- **JOB**: Copy every line of the entries that includes the word "xlabel".
>> Begin TASK INPUT
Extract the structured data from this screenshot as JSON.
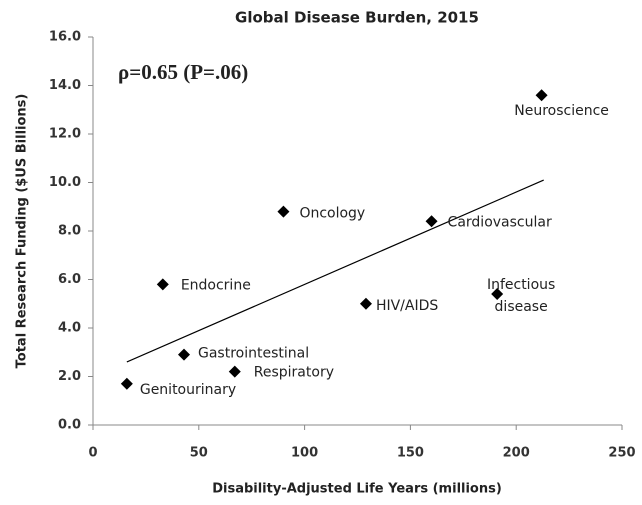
{
  "chart_data": {
    "type": "scatter",
    "title": "Global Disease Burden, 2015",
    "annotation": "ρ=0.65 (P=.06)",
    "xlabel": "Disability-Adjusted Life Years (millions)",
    "ylabel": "Total Research Funding ($US Billions)",
    "points": [
      {
        "label": "Neuroscience",
        "x": 212,
        "y": 13.6
      },
      {
        "label": "Cardiovascular",
        "x": 160,
        "y": 8.4
      },
      {
        "label": "Oncology",
        "x": 90,
        "y": 8.8
      },
      {
        "label": "Endocrine",
        "x": 33,
        "y": 5.8
      },
      {
        "label": "HIV/AIDS",
        "x": 129,
        "y": 5.0
      },
      {
        "label": "Infectious disease",
        "x": 191,
        "y": 5.4
      },
      {
        "label": "Gastrointestinal",
        "x": 43,
        "y": 2.9
      },
      {
        "label": "Respiratory",
        "x": 67,
        "y": 2.2
      },
      {
        "label": "Genitourinary",
        "x": 16,
        "y": 1.7
      }
    ],
    "color": "#000000",
    "trendline": {
      "x": [
        16,
        213
      ],
      "y": [
        2.6,
        10.1
      ]
    },
    "xlim": [
      0,
      250
    ],
    "xticks": [
      0,
      50,
      100,
      150,
      200,
      250
    ],
    "ylim": [
      0,
      16
    ],
    "yticks": [
      {
        "value": 0,
        "label": "0.0"
      },
      {
        "value": 2,
        "label": "2.0"
      },
      {
        "value": 4,
        "label": "4.0"
      },
      {
        "value": 6,
        "label": "6.0"
      },
      {
        "value": 8,
        "label": "8.0"
      },
      {
        "value": 10,
        "label": "10.0"
      },
      {
        "value": 12,
        "label": "12.0"
      },
      {
        "value": 14,
        "label": "14.0"
      },
      {
        "value": 16,
        "label": "16.0"
      }
    ],
    "grid": false
  }
}
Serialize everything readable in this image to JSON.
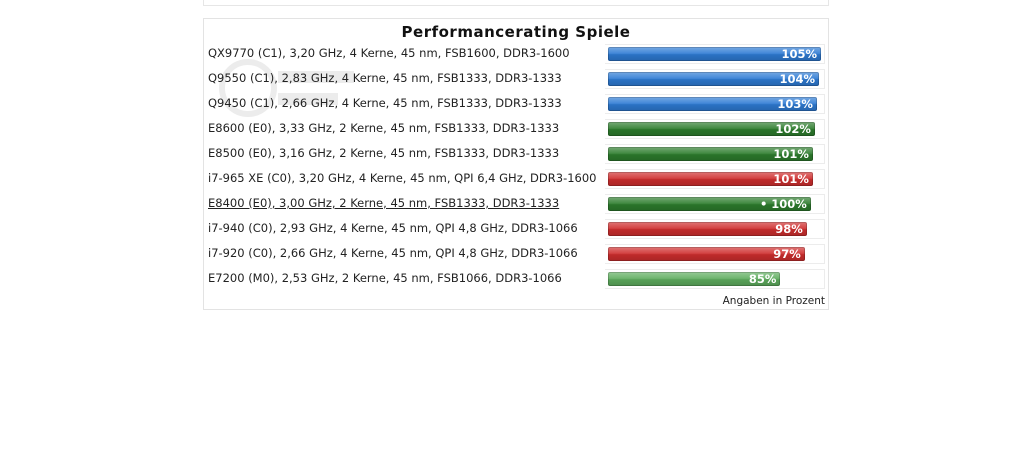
{
  "colors": {
    "blue": "#2e7bd4",
    "darkgreen": "#2d7d2d",
    "red": "#cf2e2e",
    "lightgreen": "#5fae5f"
  },
  "chart_data": {
    "type": "bar",
    "orientation": "horizontal",
    "title": "Performancerating  Spiele",
    "unit_note": "Angaben in Prozent",
    "max": 105,
    "reference_marker": "•",
    "categories": [
      "QX9770 (C1), 3,20 GHz, 4 Kerne, 45 nm, FSB1600, DDR3-1600",
      "Q9550 (C1), 2,83 GHz, 4 Kerne, 45 nm, FSB1333, DDR3-1333",
      "Q9450 (C1), 2,66 GHz, 4 Kerne, 45 nm, FSB1333, DDR3-1333",
      "E8600 (E0), 3,33 GHz, 2 Kerne, 45 nm, FSB1333, DDR3-1333",
      "E8500 (E0), 3,16 GHz, 2 Kerne, 45 nm, FSB1333, DDR3-1333",
      "i7-965 XE (C0), 3,20 GHz, 4 Kerne, 45 nm, QPI 6,4 GHz, DDR3-1600",
      "E8400 (E0), 3,00 GHz, 2 Kerne, 45 nm, FSB1333, DDR3-1333",
      "i7-940 (C0), 2,93 GHz, 4 Kerne, 45 nm, QPI 4,8 GHz, DDR3-1066",
      "i7-920 (C0), 2,66 GHz, 4 Kerne, 45 nm, QPI 4,8 GHz, DDR3-1066",
      "E7200 (M0), 2,53 GHz, 2 Kerne, 45 nm, FSB1066, DDR3-1066"
    ],
    "values": [
      105,
      104,
      103,
      102,
      101,
      101,
      100,
      98,
      97,
      85
    ],
    "value_labels": [
      "105%",
      "104%",
      "103%",
      "102%",
      "101%",
      "101%",
      "100%",
      "98%",
      "97%",
      "85%"
    ],
    "bar_colors": [
      "blue",
      "blue",
      "blue",
      "darkgreen",
      "darkgreen",
      "red",
      "darkgreen",
      "red",
      "red",
      "lightgreen"
    ],
    "reference_index": 6
  }
}
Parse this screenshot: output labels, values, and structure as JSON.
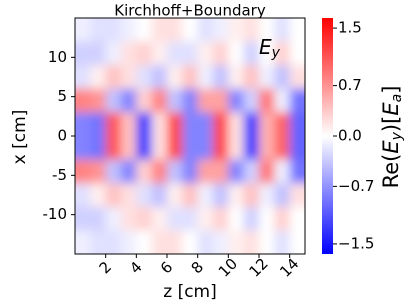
{
  "chart_data": {
    "type": "heatmap",
    "title": "Kirchhoff+Boundary",
    "annotation": {
      "base": "E",
      "sub": "y"
    },
    "xlabel": "z [cm]",
    "ylabel": "x [cm]",
    "colorbar_label": [
      "Re(",
      "E",
      "y",
      ")[",
      "E",
      "a",
      "]"
    ],
    "colormap": "bwr",
    "x": [
      0.5,
      1.5,
      2.5,
      3.5,
      4.5,
      5.5,
      6.5,
      7.5,
      8.5,
      9.5,
      10.5,
      11.5,
      12.5,
      13.5,
      14.5
    ],
    "y": [
      13.5,
      10.5,
      7.5,
      4.5,
      1.5,
      -1.5,
      -4.5,
      -7.5,
      -10.5,
      -13.5
    ],
    "z": [
      [
        -0.1,
        -0.2,
        -0.2,
        -0.1,
        0,
        0.2,
        0.2,
        0,
        -0.2,
        -0.1,
        0.1,
        0.2,
        0,
        -0.2,
        0
      ],
      [
        -0.3,
        -0.3,
        -0.1,
        0.2,
        0.3,
        0.1,
        -0.2,
        -0.2,
        0.1,
        0.3,
        0,
        -0.3,
        0,
        0.3,
        0
      ],
      [
        -0.2,
        0.1,
        0.4,
        0.2,
        -0.2,
        -0.4,
        0.1,
        0.4,
        -0.1,
        -0.4,
        0.1,
        0.4,
        -0.1,
        -0.4,
        0.2
      ],
      [
        0.8,
        0.7,
        -0.4,
        -0.8,
        0.3,
        0.8,
        -0.4,
        -0.8,
        0.6,
        0.6,
        -0.8,
        -0.3,
        0.9,
        -0.1,
        -0.9
      ],
      [
        -0.8,
        -0.9,
        1.1,
        0.4,
        -1.3,
        0.2,
        1.2,
        -0.8,
        -0.8,
        1.2,
        0.2,
        -1.3,
        0.5,
        1.0,
        -1.0
      ],
      [
        -0.8,
        -0.9,
        1.1,
        0.4,
        -1.3,
        0.2,
        1.2,
        -0.8,
        -0.8,
        1.2,
        0.2,
        -1.3,
        0.5,
        1.0,
        -1.0
      ],
      [
        0.8,
        0.7,
        -0.4,
        -0.8,
        0.3,
        0.8,
        -0.4,
        -0.8,
        0.6,
        0.6,
        -0.8,
        -0.3,
        0.9,
        -0.1,
        -0.9
      ],
      [
        -0.2,
        0.1,
        0.4,
        0.2,
        -0.2,
        -0.4,
        0.1,
        0.4,
        -0.1,
        -0.4,
        0.1,
        0.4,
        -0.1,
        -0.4,
        0.2
      ],
      [
        -0.3,
        -0.3,
        -0.1,
        0.2,
        0.3,
        0.1,
        -0.2,
        -0.2,
        0.1,
        0.3,
        0,
        -0.3,
        0,
        0.3,
        0
      ],
      [
        -0.1,
        -0.2,
        -0.2,
        -0.1,
        0,
        0.2,
        0.2,
        0,
        -0.2,
        -0.1,
        0.1,
        0.2,
        0,
        -0.2,
        0
      ]
    ],
    "xlim": [
      0,
      15
    ],
    "ylim": [
      -15,
      15
    ],
    "xticks": [
      2,
      4,
      6,
      8,
      10,
      12,
      14
    ],
    "yticks": [
      10,
      5,
      0,
      -5,
      -10
    ],
    "clim": [
      -1.64,
      1.64
    ],
    "cticks": [
      1.5,
      0.7,
      {
        "value": 0,
        "label": "0.0"
      },
      {
        "value": -0.7,
        "label": "−0.7"
      },
      {
        "value": -1.5,
        "label": "−1.5"
      }
    ]
  }
}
>> End TASK INPUT
- **FULL RESPONSE**:
    "xlabel": "Disability-Adjusted Life Years (millions)",
    "xlabel": "z [cm]",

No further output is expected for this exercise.